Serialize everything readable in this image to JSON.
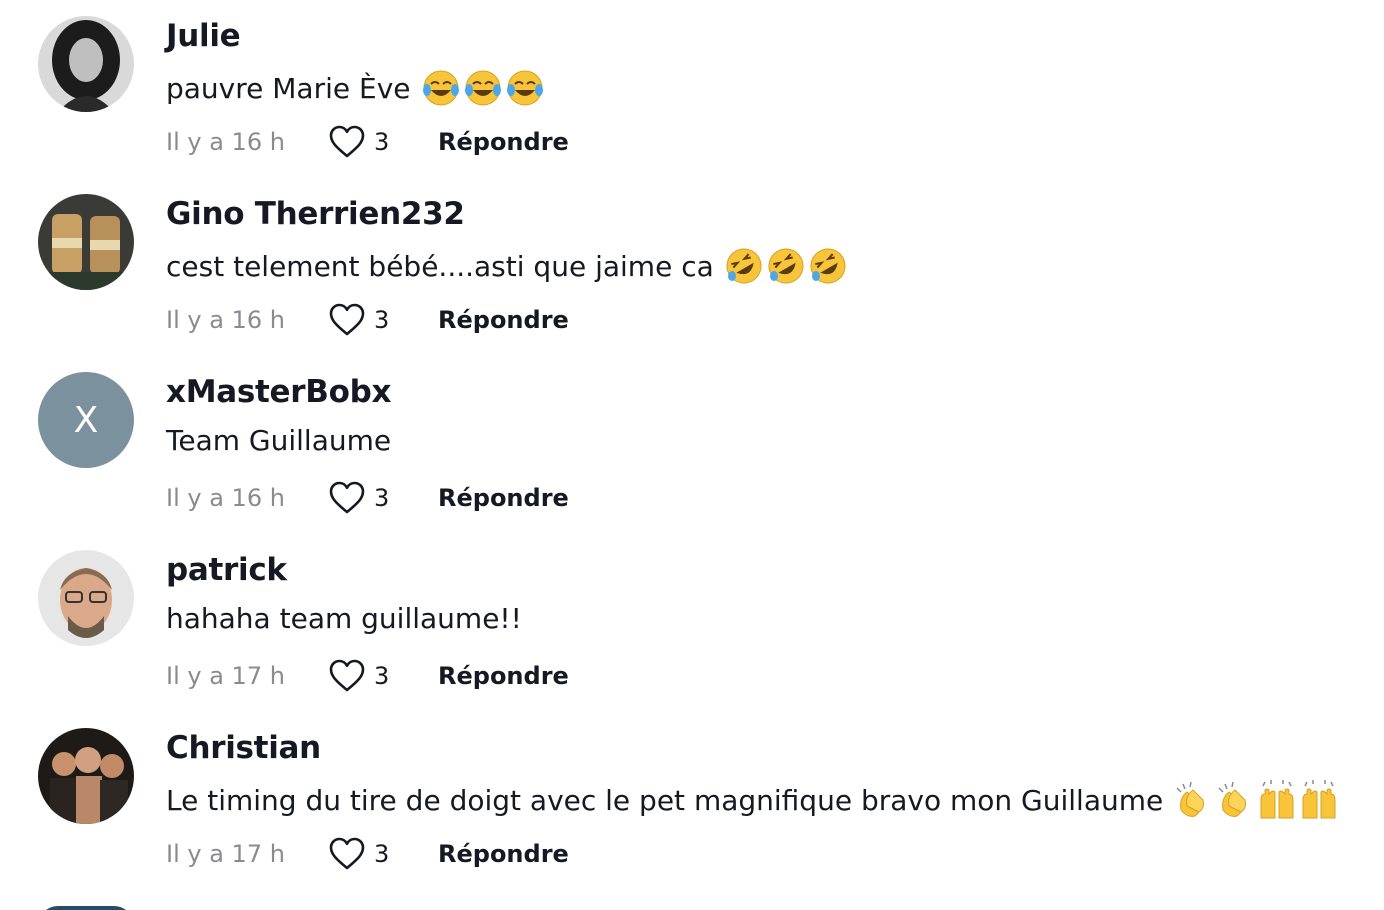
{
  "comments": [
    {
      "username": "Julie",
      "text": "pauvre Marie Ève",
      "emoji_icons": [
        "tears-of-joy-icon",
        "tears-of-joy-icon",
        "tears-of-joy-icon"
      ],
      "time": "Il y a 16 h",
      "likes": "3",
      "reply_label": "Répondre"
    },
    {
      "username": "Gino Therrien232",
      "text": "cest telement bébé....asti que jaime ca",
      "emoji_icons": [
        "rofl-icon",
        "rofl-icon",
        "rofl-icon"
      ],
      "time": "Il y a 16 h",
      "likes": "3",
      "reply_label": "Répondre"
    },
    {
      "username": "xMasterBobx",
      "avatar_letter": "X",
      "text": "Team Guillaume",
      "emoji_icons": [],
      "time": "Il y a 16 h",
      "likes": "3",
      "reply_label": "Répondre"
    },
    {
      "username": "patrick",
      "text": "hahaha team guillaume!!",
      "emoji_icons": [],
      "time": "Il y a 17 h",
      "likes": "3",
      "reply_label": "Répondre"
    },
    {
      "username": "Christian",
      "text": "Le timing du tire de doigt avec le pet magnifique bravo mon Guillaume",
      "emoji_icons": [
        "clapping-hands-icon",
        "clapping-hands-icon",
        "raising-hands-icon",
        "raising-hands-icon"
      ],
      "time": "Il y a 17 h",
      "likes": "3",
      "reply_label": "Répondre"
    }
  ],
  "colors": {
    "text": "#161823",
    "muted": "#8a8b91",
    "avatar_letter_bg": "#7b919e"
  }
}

..............................

• [Requirements] Repeat every record above exactly, but leave out any pictures.

• [Full answer]
Serialize everything readable in this image to JSON.
{
  "comments": [
    {
      "username": "Julie",
      "text": "pauvre Marie Ève",
      "emoji_icons": [
        "tears-of-joy-icon",
        "tears-of-joy-icon",
        "tears-of-joy-icon"
      ],
      "time": "Il y a 16 h",
      "likes": "3",
      "reply_label": "Répondre"
    },
    {
      "username": "Gino Therrien232",
      "text": "cest telement bébé....asti que jaime ca",
      "emoji_icons": [
        "rofl-icon",
        "rofl-icon",
        "rofl-icon"
      ],
      "time": "Il y a 16 h",
      "likes": "3",
      "reply_label": "Répondre"
    },
    {
      "username": "xMasterBobx",
      "avatar_letter": "X",
      "text": "Team Guillaume",
      "emoji_icons": [],
      "time": "Il y a 16 h",
      "likes": "3",
      "reply_label": "Répondre"
    },
    {
      "username": "patrick",
      "text": "hahaha team guillaume!!",
      "emoji_icons": [],
      "time": "Il y a 17 h",
      "likes": "3",
      "reply_label": "Répondre"
    },
    {
      "username": "Christian",
      "text": "Le timing du tire de doigt avec le pet magnifique bravo mon Guillaume",
      "emoji_icons": [
        "clapping-hands-icon",
        "clapping-hands-icon",
        "raising-hands-icon",
        "raising-hands-icon"
      ],
      "time": "Il y a 17 h",
      "likes": "3",
      "reply_label": "Répondre"
    }
  ],
  "colors": {
    "text": "#161823",
    "muted": "#8a8b91",
    "avatar_letter_bg": "#7b919e"
  }
}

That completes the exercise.